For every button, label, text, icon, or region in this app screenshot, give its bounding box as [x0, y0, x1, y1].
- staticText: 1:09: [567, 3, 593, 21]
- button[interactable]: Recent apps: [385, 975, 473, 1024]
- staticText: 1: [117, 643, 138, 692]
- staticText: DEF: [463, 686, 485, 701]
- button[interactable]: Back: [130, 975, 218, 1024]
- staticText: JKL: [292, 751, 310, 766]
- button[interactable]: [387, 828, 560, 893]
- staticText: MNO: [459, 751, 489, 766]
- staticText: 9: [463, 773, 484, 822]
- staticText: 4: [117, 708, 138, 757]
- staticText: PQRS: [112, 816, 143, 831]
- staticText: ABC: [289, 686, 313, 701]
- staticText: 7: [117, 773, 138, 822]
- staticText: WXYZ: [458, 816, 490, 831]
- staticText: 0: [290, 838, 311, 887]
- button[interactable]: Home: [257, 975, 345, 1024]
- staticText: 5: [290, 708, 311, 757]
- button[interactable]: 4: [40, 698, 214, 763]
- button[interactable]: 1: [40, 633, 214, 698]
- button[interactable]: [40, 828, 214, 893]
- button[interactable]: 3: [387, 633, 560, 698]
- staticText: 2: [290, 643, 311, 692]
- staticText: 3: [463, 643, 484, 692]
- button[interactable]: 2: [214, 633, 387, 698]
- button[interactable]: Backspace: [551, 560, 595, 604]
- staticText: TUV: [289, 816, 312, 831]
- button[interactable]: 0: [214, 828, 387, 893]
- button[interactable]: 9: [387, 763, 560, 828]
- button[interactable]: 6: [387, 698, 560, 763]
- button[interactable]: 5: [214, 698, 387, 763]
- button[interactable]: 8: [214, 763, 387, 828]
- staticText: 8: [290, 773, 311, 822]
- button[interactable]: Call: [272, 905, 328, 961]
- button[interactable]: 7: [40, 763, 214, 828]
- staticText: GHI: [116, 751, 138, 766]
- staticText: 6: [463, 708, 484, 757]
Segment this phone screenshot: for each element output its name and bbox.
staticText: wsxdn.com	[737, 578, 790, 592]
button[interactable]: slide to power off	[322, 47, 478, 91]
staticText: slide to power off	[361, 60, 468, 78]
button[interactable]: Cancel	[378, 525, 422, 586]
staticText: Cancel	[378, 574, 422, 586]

^^^^^^^^

→ **What to produce**
How many lines in the data above include the word "screenshot"? Give only the number.

→ **Exercise answer**
2